● **Task instructions**: Write out each entry, exactly the way it appears.

● **Data supplied**:
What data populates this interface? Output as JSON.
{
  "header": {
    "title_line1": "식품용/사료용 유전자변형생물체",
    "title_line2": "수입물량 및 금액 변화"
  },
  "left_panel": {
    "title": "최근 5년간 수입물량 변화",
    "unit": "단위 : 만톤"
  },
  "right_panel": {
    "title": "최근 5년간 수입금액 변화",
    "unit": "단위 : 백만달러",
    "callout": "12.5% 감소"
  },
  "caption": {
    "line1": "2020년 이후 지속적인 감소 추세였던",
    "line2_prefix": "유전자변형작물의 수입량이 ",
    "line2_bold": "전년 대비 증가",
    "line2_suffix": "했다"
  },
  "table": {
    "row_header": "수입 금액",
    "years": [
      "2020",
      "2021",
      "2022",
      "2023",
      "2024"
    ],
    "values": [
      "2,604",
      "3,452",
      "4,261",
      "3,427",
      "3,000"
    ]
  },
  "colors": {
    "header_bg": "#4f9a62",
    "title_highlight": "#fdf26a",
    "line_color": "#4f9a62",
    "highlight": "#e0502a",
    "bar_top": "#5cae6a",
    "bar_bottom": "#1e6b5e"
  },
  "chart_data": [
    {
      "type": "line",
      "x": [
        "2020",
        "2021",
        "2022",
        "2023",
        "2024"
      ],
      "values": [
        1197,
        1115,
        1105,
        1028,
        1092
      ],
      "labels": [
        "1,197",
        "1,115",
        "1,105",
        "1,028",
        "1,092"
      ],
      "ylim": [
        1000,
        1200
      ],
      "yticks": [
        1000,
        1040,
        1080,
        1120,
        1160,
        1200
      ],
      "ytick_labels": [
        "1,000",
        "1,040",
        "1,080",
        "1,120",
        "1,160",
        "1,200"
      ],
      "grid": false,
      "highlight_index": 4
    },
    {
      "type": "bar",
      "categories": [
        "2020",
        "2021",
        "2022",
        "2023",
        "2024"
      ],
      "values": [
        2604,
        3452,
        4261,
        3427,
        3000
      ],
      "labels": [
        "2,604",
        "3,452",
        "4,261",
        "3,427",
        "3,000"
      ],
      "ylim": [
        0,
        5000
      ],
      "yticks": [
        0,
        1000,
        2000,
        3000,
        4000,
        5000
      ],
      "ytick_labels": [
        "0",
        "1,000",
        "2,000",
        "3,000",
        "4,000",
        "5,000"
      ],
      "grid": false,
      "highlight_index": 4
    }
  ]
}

● **Exercise result**:
What data populates this interface? Output as JSON.
{
  "header": {
    "title_line1": "식품용/사료용 유전자변형생물체",
    "title_line2": "수입물량 및 금액 변화"
  },
  "left_panel": {
    "title": "최근 5년간 수입물량 변화",
    "unit": "단위 : 만톤"
  },
  "right_panel": {
    "title": "최근 5년간 수입금액 변화",
    "unit": "단위 : 백만달러",
    "callout": "12.5% 감소"
  },
  "caption": {
    "line1": "2020년 이후 지속적인 감소 추세였던",
    "line2_prefix": "유전자변형작물의 수입량이 ",
    "line2_bold": "전년 대비 증가",
    "line2_suffix": "했다"
  },
  "table": {
    "row_header": "수입 금액",
    "years": [
      "2020",
      "2021",
      "2022",
      "2023",
      "2024"
    ],
    "values": [
      "2,604",
      "3,452",
      "4,261",
      "3,427",
      "3,000"
    ]
  },
  "colors": {
    "header_bg": "#4f9a62",
    "title_highlight": "#fdf26a",
    "line_color": "#4f9a62",
    "highlight": "#e0502a",
    "bar_top": "#5cae6a",
    "bar_bottom": "#1e6b5e"
  },
  "chart_data": [
    {
      "type": "line",
      "x": [
        "2020",
        "2021",
        "2022",
        "2023",
        "2024"
      ],
      "values": [
        1197,
        1115,
        1105,
        1028,
        1092
      ],
      "labels": [
        "1,197",
        "1,115",
        "1,105",
        "1,028",
        "1,092"
      ],
      "ylim": [
        1000,
        1200
      ],
      "yticks": [
        1000,
        1040,
        1080,
        1120,
        1160,
        1200
      ],
      "ytick_labels": [
        "1,000",
        "1,040",
        "1,080",
        "1,120",
        "1,160",
        "1,200"
      ],
      "grid": false,
      "highlight_index": 4
    },
    {
      "type": "bar",
      "categories": [
        "2020",
        "2021",
        "2022",
        "2023",
        "2024"
      ],
      "values": [
        2604,
        3452,
        4261,
        3427,
        3000
      ],
      "labels": [
        "2,604",
        "3,452",
        "4,261",
        "3,427",
        "3,000"
      ],
      "ylim": [
        0,
        5000
      ],
      "yticks": [
        0,
        1000,
        2000,
        3000,
        4000,
        5000
      ],
      "ytick_labels": [
        "0",
        "1,000",
        "2,000",
        "3,000",
        "4,000",
        "5,000"
      ],
      "grid": false,
      "highlight_index": 4
    }
  ]
}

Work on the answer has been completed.